(Figure record extracts)

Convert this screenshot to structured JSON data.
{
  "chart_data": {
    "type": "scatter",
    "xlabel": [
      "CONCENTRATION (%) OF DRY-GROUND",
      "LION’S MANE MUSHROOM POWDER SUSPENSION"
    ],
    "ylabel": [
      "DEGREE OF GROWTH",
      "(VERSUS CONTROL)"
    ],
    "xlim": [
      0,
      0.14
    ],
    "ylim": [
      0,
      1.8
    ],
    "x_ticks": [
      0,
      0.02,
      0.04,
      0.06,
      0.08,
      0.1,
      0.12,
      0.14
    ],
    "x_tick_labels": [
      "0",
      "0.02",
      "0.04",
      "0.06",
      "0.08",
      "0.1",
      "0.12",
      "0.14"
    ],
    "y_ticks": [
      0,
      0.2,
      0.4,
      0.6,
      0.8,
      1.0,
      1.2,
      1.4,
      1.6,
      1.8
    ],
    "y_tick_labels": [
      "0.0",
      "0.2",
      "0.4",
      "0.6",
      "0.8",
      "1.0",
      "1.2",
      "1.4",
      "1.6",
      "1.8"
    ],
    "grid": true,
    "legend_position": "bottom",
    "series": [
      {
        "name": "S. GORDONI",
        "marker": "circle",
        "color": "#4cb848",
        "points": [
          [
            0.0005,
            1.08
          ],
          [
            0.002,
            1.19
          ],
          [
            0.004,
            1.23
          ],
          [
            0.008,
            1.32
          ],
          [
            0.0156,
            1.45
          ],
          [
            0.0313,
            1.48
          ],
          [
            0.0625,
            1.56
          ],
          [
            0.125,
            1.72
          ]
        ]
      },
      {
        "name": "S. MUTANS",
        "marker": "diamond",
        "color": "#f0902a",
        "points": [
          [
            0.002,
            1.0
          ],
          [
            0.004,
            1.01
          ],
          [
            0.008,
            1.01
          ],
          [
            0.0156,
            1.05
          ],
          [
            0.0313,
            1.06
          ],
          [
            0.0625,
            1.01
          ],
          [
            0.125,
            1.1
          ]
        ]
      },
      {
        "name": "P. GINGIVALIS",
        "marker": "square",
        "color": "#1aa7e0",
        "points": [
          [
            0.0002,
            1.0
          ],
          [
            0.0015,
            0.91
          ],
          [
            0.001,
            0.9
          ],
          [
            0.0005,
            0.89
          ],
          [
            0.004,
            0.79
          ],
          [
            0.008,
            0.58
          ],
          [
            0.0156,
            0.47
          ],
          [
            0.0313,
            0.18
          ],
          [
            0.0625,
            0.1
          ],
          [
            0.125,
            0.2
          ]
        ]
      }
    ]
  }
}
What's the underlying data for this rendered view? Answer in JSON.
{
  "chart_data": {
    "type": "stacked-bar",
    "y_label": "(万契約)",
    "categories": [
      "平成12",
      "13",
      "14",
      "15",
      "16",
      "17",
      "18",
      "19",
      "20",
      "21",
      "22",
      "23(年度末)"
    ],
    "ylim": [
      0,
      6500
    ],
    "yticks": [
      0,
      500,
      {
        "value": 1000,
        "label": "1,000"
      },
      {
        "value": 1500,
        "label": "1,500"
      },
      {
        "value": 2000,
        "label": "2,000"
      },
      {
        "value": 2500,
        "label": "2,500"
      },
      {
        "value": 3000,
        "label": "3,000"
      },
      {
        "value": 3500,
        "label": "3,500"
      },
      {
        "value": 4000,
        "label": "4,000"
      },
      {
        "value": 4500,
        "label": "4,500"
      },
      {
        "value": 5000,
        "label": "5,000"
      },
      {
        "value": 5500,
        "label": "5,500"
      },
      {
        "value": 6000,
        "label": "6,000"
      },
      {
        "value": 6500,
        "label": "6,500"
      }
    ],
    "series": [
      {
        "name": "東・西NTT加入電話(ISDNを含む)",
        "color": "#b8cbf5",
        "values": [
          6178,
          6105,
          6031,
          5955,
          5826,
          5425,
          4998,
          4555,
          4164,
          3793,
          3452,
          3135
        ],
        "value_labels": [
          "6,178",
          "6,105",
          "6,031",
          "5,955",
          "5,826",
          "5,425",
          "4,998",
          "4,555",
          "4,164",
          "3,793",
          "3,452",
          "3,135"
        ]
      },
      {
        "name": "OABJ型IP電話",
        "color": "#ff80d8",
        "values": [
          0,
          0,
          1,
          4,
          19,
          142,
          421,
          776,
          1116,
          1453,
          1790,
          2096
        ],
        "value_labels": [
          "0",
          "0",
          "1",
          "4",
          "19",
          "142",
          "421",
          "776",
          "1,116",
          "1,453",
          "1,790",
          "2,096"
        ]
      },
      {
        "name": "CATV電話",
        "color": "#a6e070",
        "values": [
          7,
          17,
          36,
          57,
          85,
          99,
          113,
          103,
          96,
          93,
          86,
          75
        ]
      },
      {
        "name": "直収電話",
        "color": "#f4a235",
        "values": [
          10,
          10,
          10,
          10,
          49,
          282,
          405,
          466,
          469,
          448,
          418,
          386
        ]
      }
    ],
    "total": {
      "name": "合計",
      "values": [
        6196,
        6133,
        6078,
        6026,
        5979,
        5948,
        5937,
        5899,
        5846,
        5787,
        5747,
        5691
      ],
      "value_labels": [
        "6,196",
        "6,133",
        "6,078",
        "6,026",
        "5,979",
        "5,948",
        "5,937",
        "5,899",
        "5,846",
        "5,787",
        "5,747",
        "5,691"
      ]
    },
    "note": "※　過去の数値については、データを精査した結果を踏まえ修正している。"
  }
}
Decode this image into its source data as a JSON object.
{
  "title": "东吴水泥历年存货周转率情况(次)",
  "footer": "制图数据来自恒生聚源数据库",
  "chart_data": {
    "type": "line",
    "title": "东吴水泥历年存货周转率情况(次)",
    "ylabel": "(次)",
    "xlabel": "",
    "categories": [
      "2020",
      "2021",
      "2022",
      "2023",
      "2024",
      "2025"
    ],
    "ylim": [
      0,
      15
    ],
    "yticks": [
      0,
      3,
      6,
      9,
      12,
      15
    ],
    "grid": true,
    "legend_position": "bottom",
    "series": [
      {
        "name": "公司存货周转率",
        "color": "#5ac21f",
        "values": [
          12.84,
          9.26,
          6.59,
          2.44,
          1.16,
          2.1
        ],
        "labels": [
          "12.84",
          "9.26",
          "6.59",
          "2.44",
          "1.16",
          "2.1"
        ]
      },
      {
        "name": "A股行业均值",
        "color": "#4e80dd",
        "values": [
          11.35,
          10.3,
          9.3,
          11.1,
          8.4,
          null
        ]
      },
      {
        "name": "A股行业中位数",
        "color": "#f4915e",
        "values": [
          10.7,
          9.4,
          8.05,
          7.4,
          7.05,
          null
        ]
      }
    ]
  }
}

● AIM: From the records given above, copy all lines containing "this".

● THE REPLY:
Convert this screenshot to structured JSON data.
What's the underlying data for this rendered view? Answer in JSON.
Decode this image into its source data as a JSON object.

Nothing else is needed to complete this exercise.